→ **Job**: Review the material and extract every line in which the word "What" occurs.

→ **Records provided**:
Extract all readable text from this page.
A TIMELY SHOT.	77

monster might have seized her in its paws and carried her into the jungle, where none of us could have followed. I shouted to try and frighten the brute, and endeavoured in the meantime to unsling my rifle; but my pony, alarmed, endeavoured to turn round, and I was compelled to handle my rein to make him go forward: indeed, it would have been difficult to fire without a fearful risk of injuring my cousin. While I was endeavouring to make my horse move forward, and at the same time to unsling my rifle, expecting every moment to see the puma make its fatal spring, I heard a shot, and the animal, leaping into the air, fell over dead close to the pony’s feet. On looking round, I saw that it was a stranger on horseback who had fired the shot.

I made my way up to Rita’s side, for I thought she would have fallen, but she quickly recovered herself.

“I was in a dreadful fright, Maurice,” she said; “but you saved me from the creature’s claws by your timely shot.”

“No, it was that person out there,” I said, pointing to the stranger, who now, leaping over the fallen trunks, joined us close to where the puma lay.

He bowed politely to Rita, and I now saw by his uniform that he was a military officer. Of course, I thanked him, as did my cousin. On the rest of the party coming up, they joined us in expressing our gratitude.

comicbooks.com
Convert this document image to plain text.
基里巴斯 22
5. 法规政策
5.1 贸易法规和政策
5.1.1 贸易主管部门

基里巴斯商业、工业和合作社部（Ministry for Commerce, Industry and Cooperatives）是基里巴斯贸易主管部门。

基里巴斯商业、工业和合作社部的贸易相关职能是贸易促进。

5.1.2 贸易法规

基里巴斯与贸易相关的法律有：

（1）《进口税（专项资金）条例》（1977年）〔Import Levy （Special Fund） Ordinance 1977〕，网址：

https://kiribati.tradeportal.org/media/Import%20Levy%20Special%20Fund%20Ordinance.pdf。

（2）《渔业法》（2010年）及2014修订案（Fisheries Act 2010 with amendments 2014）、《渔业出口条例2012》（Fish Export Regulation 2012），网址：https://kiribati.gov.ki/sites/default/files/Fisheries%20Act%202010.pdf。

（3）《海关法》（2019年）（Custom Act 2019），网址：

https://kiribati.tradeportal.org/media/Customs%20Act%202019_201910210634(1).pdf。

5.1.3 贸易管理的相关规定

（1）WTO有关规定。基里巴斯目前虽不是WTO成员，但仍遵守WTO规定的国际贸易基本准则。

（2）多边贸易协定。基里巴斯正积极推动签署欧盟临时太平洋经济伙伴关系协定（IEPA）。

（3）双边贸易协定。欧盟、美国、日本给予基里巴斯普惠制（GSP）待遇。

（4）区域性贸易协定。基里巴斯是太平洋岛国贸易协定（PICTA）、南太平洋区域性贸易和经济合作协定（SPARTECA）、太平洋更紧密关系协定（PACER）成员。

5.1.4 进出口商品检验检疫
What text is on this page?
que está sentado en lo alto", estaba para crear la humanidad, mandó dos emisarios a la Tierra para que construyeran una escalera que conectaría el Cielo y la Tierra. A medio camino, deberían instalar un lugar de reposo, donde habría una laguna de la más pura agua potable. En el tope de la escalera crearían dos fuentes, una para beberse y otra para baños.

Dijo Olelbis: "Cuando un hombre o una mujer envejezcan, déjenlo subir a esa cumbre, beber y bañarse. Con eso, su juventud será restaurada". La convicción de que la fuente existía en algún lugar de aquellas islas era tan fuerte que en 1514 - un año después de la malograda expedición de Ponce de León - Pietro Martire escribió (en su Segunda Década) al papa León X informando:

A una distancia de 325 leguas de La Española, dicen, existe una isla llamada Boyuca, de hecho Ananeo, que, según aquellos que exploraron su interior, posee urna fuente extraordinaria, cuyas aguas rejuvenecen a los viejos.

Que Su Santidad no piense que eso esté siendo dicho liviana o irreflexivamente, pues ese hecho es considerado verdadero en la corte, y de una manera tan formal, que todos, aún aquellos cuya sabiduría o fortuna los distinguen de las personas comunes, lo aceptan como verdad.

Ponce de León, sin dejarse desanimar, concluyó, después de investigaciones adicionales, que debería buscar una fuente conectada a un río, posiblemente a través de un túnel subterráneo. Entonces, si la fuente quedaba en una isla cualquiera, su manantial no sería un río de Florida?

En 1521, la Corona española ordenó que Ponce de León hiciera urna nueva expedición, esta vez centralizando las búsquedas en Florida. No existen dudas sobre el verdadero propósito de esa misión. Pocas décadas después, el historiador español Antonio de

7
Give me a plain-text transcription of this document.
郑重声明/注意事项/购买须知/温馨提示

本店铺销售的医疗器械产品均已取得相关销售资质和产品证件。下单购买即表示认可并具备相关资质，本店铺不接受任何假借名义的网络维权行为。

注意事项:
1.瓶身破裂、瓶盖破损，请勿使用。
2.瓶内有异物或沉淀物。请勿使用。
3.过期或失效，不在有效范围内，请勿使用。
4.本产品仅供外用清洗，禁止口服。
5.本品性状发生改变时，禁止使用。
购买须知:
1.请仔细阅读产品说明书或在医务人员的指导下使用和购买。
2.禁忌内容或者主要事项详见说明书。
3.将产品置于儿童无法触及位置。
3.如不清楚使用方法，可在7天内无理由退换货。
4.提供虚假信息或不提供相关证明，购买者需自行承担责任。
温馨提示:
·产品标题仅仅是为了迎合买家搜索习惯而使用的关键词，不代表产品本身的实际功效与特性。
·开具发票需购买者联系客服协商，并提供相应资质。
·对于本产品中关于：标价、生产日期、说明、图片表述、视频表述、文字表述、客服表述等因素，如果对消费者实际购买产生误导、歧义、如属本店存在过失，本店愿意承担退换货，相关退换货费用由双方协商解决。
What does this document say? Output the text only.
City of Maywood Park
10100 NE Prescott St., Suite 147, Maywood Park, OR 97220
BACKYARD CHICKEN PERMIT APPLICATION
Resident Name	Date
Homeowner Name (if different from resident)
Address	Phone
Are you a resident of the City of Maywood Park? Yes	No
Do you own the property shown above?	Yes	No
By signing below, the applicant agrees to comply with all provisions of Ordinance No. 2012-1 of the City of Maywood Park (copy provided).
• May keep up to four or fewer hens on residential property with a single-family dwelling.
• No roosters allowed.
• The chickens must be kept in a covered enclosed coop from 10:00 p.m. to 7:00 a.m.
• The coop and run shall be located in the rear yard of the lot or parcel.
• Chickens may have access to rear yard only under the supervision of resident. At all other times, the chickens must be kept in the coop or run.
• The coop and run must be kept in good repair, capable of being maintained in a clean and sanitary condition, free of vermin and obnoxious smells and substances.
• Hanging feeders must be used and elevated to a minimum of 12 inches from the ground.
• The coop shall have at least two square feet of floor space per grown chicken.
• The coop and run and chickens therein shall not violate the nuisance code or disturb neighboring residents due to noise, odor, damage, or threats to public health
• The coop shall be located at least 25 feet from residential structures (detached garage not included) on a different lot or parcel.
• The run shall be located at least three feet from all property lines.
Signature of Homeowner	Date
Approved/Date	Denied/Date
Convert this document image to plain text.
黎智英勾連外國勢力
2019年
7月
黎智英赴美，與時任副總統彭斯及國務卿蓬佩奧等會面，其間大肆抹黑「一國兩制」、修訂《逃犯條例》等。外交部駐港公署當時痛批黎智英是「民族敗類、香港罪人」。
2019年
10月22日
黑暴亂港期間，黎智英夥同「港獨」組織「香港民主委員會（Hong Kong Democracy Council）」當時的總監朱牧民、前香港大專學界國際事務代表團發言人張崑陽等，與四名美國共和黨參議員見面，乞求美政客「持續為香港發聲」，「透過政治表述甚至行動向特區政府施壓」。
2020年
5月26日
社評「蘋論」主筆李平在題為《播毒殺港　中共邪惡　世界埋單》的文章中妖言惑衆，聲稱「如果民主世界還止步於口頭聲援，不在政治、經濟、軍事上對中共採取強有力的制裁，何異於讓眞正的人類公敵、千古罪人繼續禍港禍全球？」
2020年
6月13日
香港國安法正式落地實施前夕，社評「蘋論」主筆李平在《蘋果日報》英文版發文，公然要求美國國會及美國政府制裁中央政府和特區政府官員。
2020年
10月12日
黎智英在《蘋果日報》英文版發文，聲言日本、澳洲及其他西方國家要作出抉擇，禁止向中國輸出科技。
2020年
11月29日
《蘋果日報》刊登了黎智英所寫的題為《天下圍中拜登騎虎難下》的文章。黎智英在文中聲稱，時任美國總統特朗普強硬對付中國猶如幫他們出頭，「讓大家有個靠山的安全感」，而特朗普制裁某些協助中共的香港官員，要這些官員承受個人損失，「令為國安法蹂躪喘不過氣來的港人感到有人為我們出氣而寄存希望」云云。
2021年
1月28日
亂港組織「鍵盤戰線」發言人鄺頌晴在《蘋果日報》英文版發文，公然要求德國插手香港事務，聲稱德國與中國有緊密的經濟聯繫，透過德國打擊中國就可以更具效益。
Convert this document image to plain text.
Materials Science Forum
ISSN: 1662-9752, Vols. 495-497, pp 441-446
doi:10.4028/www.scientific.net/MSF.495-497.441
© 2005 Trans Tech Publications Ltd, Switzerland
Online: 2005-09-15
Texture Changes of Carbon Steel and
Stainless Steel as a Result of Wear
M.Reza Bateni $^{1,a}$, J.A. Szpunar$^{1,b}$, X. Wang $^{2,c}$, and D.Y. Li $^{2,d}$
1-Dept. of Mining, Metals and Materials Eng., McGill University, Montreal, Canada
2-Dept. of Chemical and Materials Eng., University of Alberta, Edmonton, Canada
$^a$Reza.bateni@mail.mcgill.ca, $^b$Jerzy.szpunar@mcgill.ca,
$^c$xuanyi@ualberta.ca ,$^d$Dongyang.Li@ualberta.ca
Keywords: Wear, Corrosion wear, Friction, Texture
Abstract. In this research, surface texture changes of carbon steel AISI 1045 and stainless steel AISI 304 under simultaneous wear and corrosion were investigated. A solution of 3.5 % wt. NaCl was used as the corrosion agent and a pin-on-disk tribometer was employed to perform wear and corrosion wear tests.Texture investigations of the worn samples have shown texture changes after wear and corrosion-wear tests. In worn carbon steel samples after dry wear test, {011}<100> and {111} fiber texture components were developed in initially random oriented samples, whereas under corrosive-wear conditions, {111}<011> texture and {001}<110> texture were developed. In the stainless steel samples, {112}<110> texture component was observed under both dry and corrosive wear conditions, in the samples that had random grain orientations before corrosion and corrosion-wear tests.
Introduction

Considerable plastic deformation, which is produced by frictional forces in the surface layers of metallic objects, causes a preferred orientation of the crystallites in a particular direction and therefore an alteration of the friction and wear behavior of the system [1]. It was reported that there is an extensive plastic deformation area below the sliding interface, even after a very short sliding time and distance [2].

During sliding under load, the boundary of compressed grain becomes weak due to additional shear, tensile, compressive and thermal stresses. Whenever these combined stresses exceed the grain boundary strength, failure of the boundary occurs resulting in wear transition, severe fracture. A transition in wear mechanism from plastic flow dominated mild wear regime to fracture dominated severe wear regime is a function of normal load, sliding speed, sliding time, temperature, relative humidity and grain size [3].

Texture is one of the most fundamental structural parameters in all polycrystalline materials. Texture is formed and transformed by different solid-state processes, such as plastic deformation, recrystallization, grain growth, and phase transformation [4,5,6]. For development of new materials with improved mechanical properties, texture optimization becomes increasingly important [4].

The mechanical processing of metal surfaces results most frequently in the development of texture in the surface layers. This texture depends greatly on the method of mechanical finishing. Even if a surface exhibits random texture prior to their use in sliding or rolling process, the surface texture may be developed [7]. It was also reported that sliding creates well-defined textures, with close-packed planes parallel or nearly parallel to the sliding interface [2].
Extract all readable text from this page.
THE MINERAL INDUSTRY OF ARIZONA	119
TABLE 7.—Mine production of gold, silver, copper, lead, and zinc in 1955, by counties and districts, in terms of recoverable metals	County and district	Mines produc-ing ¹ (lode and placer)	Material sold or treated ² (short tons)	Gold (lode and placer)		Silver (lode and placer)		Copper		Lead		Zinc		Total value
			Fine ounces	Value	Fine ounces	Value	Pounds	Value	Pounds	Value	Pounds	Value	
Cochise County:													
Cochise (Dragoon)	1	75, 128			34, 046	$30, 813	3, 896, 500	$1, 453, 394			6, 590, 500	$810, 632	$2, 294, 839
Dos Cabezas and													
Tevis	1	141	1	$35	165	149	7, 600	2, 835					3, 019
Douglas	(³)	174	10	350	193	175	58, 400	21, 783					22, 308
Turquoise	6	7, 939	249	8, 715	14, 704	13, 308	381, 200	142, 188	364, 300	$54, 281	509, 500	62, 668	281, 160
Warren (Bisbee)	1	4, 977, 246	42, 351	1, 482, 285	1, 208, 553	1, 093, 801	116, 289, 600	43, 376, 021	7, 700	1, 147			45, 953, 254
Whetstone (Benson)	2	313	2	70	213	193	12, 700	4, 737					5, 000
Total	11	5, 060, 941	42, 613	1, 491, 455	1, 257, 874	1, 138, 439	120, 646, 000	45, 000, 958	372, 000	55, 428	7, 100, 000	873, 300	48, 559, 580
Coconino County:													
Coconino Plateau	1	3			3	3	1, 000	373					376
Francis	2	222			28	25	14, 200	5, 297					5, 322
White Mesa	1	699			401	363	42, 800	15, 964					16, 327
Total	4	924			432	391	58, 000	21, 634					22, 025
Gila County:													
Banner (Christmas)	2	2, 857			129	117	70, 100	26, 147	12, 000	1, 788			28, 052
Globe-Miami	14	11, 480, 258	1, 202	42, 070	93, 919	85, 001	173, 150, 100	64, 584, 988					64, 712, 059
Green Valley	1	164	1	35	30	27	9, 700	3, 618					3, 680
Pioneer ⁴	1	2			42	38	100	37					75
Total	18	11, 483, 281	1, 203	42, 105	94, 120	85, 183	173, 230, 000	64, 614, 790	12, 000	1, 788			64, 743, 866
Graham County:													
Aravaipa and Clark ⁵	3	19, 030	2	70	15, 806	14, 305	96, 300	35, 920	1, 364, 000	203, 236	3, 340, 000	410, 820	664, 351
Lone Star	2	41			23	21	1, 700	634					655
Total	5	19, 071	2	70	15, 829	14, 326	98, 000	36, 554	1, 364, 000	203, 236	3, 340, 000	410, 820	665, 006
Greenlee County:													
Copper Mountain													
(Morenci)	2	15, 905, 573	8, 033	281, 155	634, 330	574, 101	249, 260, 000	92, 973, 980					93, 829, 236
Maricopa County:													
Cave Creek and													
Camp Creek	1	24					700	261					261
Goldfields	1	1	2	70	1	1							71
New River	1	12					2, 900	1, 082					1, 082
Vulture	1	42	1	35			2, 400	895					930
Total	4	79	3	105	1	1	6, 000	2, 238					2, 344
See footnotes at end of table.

→ **Task answer**:
What text is on this page?
What does this document say? Output the text only.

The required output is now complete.